+++ Data excerpts +++

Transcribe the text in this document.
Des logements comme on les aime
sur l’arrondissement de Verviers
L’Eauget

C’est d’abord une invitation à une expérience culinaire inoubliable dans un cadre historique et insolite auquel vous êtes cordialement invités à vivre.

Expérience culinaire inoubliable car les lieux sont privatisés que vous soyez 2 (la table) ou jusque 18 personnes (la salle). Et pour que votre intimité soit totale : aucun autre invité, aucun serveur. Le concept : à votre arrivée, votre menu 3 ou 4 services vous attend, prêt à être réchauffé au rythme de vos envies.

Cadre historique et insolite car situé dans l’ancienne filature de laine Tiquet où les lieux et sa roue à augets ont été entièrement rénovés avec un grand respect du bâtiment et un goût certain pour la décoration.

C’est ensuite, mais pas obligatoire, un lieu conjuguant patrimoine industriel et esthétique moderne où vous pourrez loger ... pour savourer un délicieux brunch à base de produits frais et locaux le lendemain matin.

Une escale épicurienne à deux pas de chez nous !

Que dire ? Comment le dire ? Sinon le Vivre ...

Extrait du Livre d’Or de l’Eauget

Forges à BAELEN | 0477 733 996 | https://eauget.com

+++

__Task to complete__:
Reproduce every line of the listing above in which the string "dans" appears.

__Reply__:
C’est d’abord une invitation à une expérience culinaire inoubliable dans un cadre historique et insolite auquel vous êtes cordialement invités à vivre.
Cadre historique et insolite car situé dans l’ancienne filature de laine Tiquet où les lieux et sa roue à augets ont été entièrement rénovés avec un grand respect du bâtiment et un goût certain pour la décoration.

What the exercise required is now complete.